WHAT THE EXERCISE ASKS => Below are records to repeat exactly. Omit the pictures from the copy.

Collected data =>

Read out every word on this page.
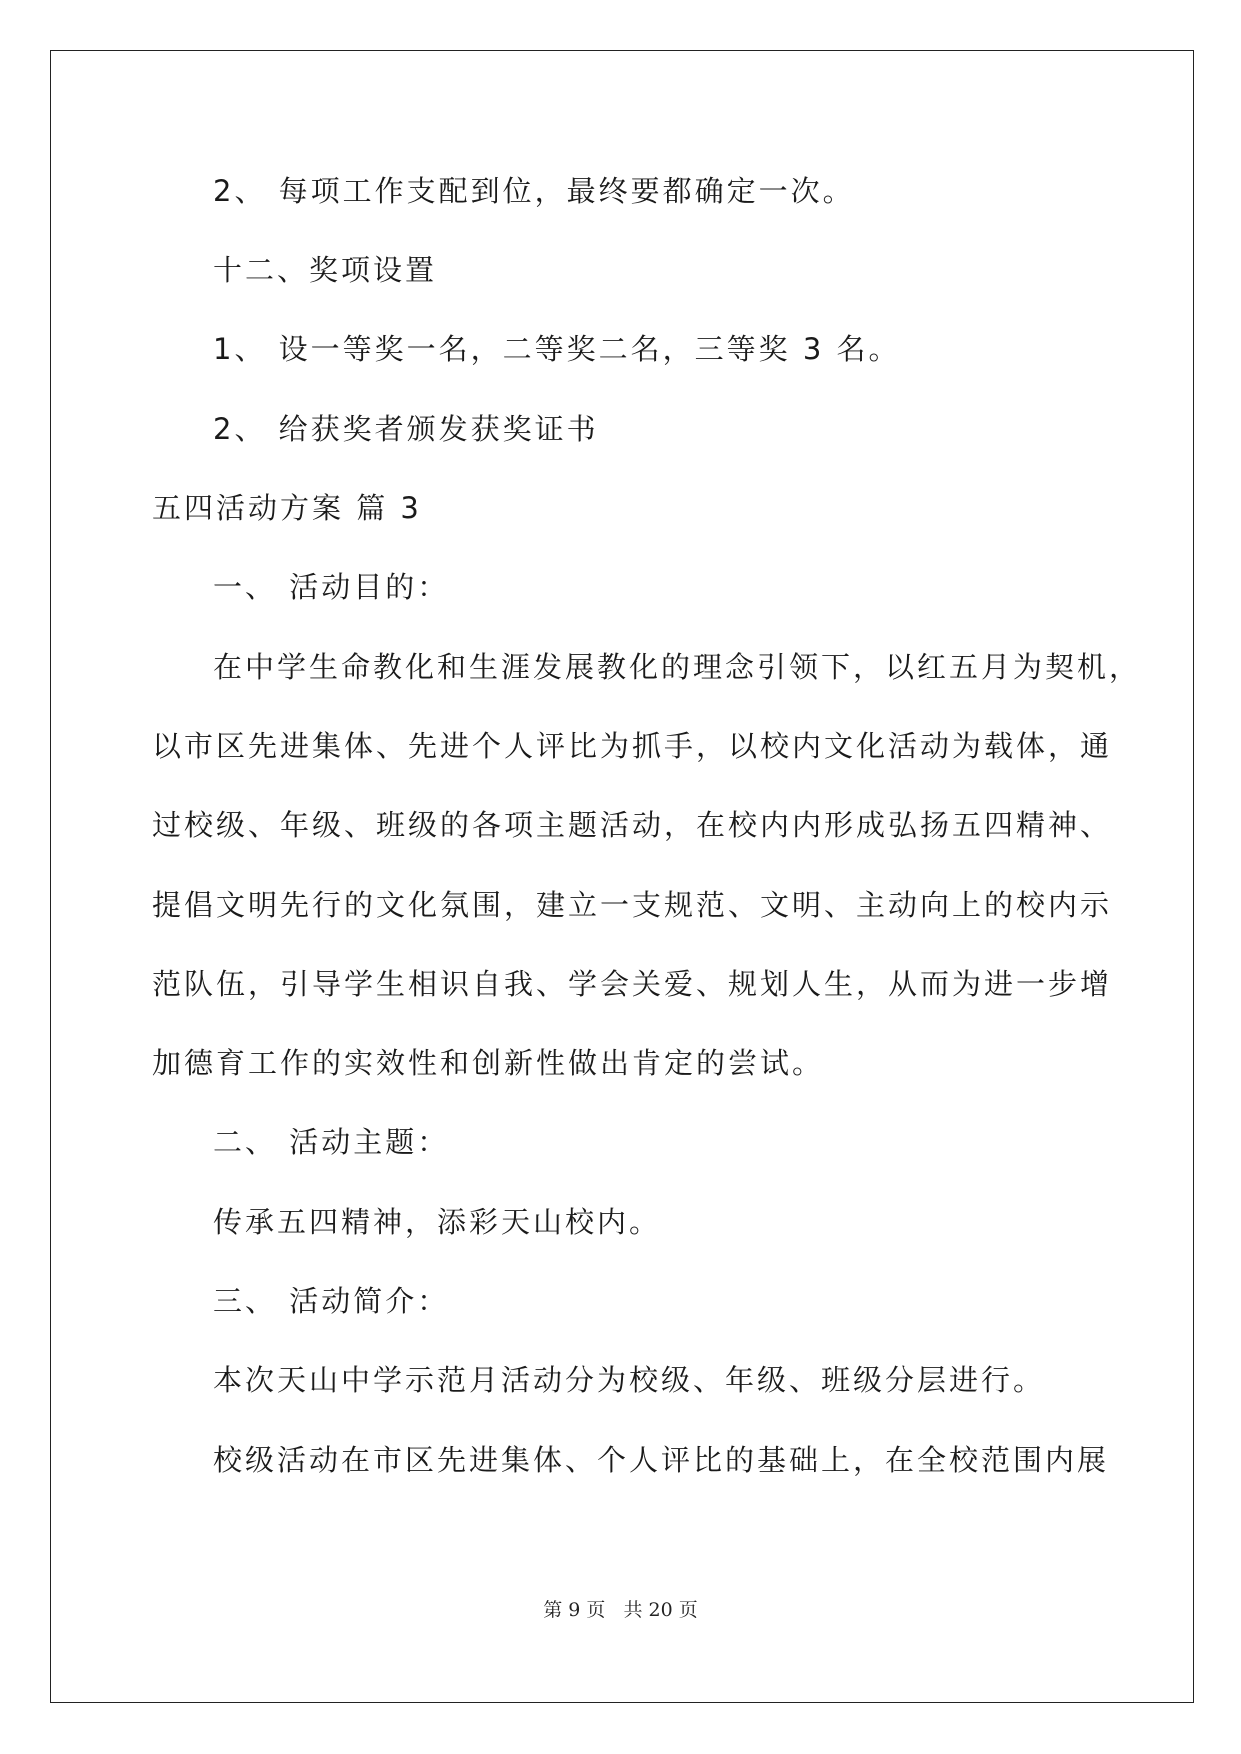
2、 每项工作支配到位，最终要都确定一次。
十二、奖项设置
1、 设一等奖一名，二等奖二名，三等奖 3 名。
2、 给获奖者颁发获奖证书
五四活动方案 篇 3
一、 活动目的：
在中学生命教化和生涯发展教化的理念引领下，以红五月为契机，
以市区先进集体、先进个人评比为抓手，以校内文化活动为载体，通
过校级、年级、班级的各项主题活动，在校内内形成弘扬五四精神、
提倡文明先行的文化氛围，建立一支规范、文明、主动向上的校内示
范队伍，引导学生相识自我、学会关爱、规划人生，从而为进一步增
加德育工作的实效性和创新性做出肯定的尝试。
二、 活动主题：
传承五四精神，添彩天山校内。
三、 活动简介：
本次天山中学示范月活动分为校级、年级、班级分层进行。
校级活动在市区先进集体、个人评比的基础上，在全校范围内展
第 9 页   共 20 页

RESPONSE BELOW =>
Read out every word on this page.
2、 每项工作支配到位，最终要都确定一次。
十二、奖项设置
1、 设一等奖一名，二等奖二名，三等奖 3 名。
2、 给获奖者颁发获奖证书
五四活动方案 篇 3
一、 活动目的：
在中学生命教化和生涯发展教化的理念引领下，以红五月为契机，
以市区先进集体、先进个人评比为抓手，以校内文化活动为载体，通
过校级、年级、班级的各项主题活动，在校内内形成弘扬五四精神、
提倡文明先行的文化氛围，建立一支规范、文明、主动向上的校内示
范队伍，引导学生相识自我、学会关爱、规划人生，从而为进一步增
加德育工作的实效性和创新性做出肯定的尝试。
二、 活动主题：
传承五四精神，添彩天山校内。
三、 活动简介：
本次天山中学示范月活动分为校级、年级、班级分层进行。
校级活动在市区先进集体、个人评比的基础上，在全校范围内展
第 9 页   共 20 页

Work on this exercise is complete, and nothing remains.